**STATED TASK**
Below you will find a set of lines. Repeat them all exactly.

**RECORDS PROVIDED**
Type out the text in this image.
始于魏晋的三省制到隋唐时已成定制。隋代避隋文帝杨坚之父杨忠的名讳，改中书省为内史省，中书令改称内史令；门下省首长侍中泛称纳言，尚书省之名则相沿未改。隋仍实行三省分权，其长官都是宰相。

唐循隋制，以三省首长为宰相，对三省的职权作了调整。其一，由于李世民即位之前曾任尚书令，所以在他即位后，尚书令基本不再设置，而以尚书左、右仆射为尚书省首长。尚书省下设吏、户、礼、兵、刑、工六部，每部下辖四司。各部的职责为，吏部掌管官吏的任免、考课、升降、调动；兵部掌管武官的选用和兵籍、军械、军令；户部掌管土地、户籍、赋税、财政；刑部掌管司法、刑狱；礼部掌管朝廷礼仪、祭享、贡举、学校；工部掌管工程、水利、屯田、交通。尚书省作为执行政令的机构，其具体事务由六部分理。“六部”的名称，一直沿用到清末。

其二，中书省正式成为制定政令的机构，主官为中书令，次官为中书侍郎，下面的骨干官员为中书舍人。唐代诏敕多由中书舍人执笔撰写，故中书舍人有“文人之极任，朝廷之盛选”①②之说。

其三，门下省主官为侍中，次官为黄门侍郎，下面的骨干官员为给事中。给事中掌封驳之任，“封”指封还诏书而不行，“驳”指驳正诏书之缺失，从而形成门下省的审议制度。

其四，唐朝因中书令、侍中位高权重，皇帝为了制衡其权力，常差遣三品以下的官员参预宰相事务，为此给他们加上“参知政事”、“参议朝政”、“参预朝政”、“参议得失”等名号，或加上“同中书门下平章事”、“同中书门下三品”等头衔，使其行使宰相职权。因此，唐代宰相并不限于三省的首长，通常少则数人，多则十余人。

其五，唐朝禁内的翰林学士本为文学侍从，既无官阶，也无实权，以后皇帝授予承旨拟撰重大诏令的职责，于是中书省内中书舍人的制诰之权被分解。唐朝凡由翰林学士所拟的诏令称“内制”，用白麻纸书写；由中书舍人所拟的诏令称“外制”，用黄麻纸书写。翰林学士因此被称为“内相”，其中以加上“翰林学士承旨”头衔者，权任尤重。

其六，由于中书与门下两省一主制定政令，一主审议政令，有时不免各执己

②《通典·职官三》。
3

**WRITTEN ANSWER**
Type out the text in this image.
始于魏晋的三省制到隋唐时已成定制。隋代避隋文帝杨坚之父杨忠的名讳，改中书省为内史省，中书令改称内史令；门下省首长侍中泛称纳言，尚书省之名则相沿未改。隋仍实行三省分权，其长官都是宰相。

唐循隋制，以三省首长为宰相，对三省的职权作了调整。其一，由于李世民即位之前曾任尚书令，所以在他即位后，尚书令基本不再设置，而以尚书左、右仆射为尚书省首长。尚书省下设吏、户、礼、兵、刑、工六部，每部下辖四司。各部的职责为，吏部掌管官吏的任免、考课、升降、调动；兵部掌管武官的选用和兵籍、军械、军令；户部掌管土地、户籍、赋税、财政；刑部掌管司法、刑狱；礼部掌管朝廷礼仪、祭享、贡举、学校；工部掌管工程、水利、屯田、交通。尚书省作为执行政令的机构，其具体事务由六部分理。“六部”的名称，一直沿用到清末。

其二，中书省正式成为制定政令的机构，主官为中书令，次官为中书侍郎，下面的骨干官员为中书舍人。唐代诏敕多由中书舍人执笔撰写，故中书舍人有“文人之极任，朝廷之盛选”①②之说。

其三，门下省主官为侍中，次官为黄门侍郎，下面的骨干官员为给事中。给事中掌封驳之任，“封”指封还诏书而不行，“驳”指驳正诏书之缺失，从而形成门下省的审议制度。

其四，唐朝因中书令、侍中位高权重，皇帝为了制衡其权力，常差遣三品以下的官员参预宰相事务，为此给他们加上“参知政事”、“参议朝政”、“参预朝政”、“参议得失”等名号，或加上“同中书门下平章事”、“同中书门下三品”等头衔，使其行使宰相职权。因此，唐代宰相并不限于三省的首长，通常少则数人，多则十余人。

其五，唐朝禁内的翰林学士本为文学侍从，既无官阶，也无实权，以后皇帝授予承旨拟撰重大诏令的职责，于是中书省内中书舍人的制诰之权被分解。唐朝凡由翰林学士所拟的诏令称“内制”，用白麻纸书写；由中书舍人所拟的诏令称“外制”，用黄麻纸书写。翰林学士因此被称为“内相”，其中以加上“翰林学士承旨”头衔者，权任尤重。

其六，由于中书与门下两省一主制定政令，一主审议政令，有时不免各执己

②《通典·职官三》。
3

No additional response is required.